** begin RECORDS SHOWN **

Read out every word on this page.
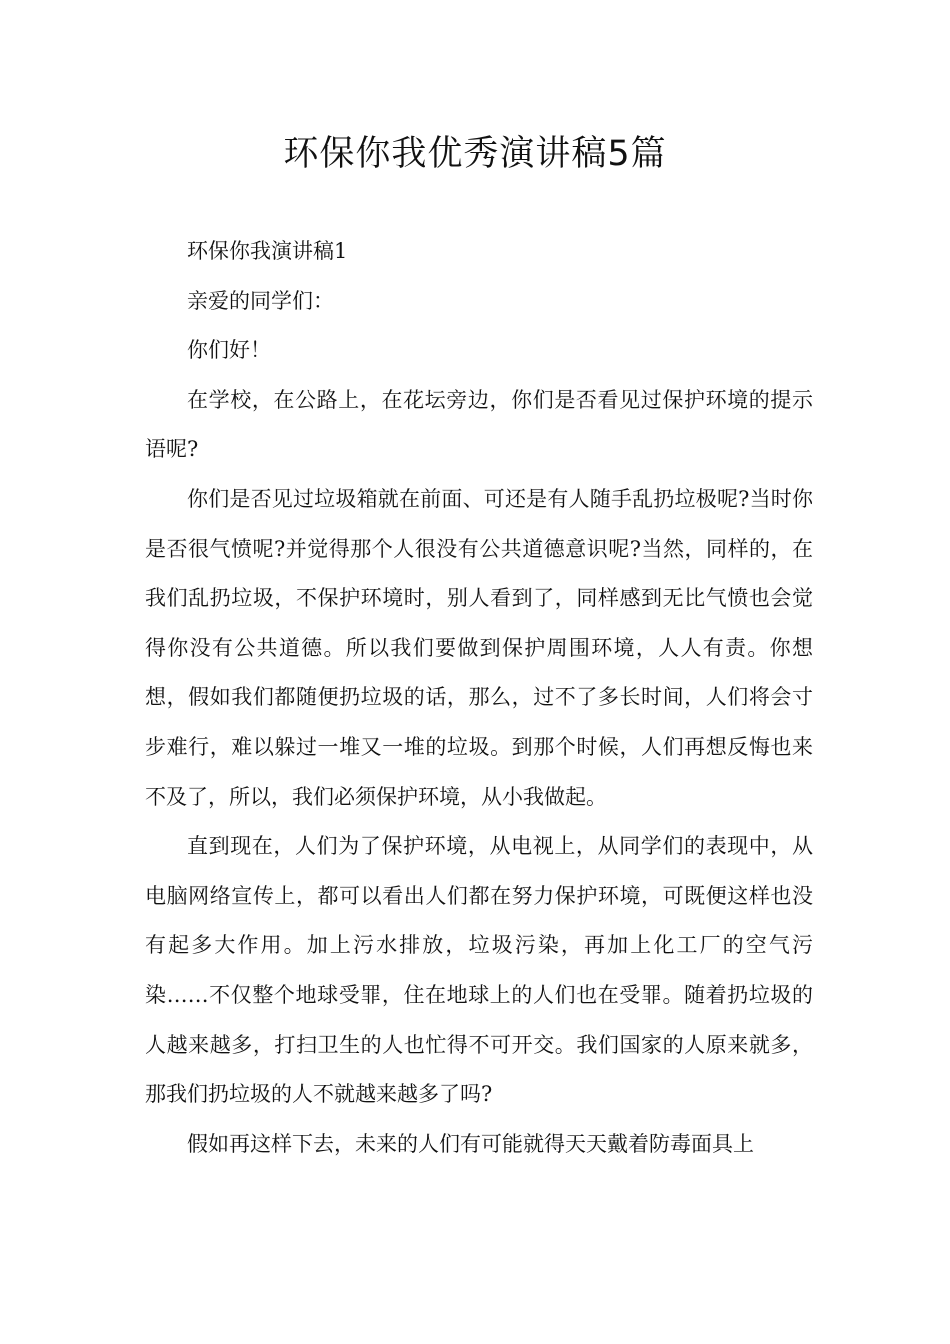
环保你我优秀演讲稿5篇

环保你我演讲稿1

亲爱的同学们：

你们好！

在学校，在公路上，在花坛旁边，你们是否看见过保护环境的提示语呢?

你们是否见过垃圾箱就在前面、可还是有人随手乱扔垃极呢?当时你是否很气愤呢?并觉得那个人很没有公共道德意识呢?当然，同样的，在我们乱扔垃圾，不保护环境时，别人看到了，同样感到无比气愤也会觉得你没有公共道德。所以我们要做到保护周围环境，人人有责。你想想，假如我们都随便扔垃圾的话，那么，过不了多长时间，人们将会寸步难行，难以躲过一堆又一堆的垃圾。到那个时候，人们再想反悔也来不及了，所以，我们必须保护环境，从小我做起。

直到现在，人们为了保护环境，从电视上，从同学们的表现中，从电脑网络宣传上，都可以看出人们都在努力保护环境，可既便这样也没有起多大作用。加上污水排放，垃圾污染，再加上化工厂的空气污染……不仅整个地球受罪，住在地球上的人们也在受罪。随着扔垃圾的人越来越多，打扫卫生的人也忙得不可开交。我们国家的人原来就多，那我们扔垃圾的人不就越来越多了吗?

假如再这样下去，未来的人们有可能就得天天戴着防毒面具上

** end RECORDS SHOWN **

## THE TASK:
Output every entry verbatim. Pictures do not belong in the copy.

## IN RESPONSE:
Read out every word on this page.
环保你我优秀演讲稿5篇

环保你我演讲稿1

亲爱的同学们：

你们好！

在学校，在公路上，在花坛旁边，你们是否看见过保护环境的提示语呢?

你们是否见过垃圾箱就在前面、可还是有人随手乱扔垃极呢?当时你是否很气愤呢?并觉得那个人很没有公共道德意识呢?当然，同样的，在我们乱扔垃圾，不保护环境时，别人看到了，同样感到无比气愤也会觉得你没有公共道德。所以我们要做到保护周围环境，人人有责。你想想，假如我们都随便扔垃圾的话，那么，过不了多长时间，人们将会寸步难行，难以躲过一堆又一堆的垃圾。到那个时候，人们再想反悔也来不及了，所以，我们必须保护环境，从小我做起。

直到现在，人们为了保护环境，从电视上，从同学们的表现中，从电脑网络宣传上，都可以看出人们都在努力保护环境，可既便这样也没有起多大作用。加上污水排放，垃圾污染，再加上化工厂的空气污染……不仅整个地球受罪，住在地球上的人们也在受罪。随着扔垃圾的人越来越多，打扫卫生的人也忙得不可开交。我们国家的人原来就多，那我们扔垃圾的人不就越来越多了吗?

假如再这样下去，未来的人们有可能就得天天戴着防毒面具上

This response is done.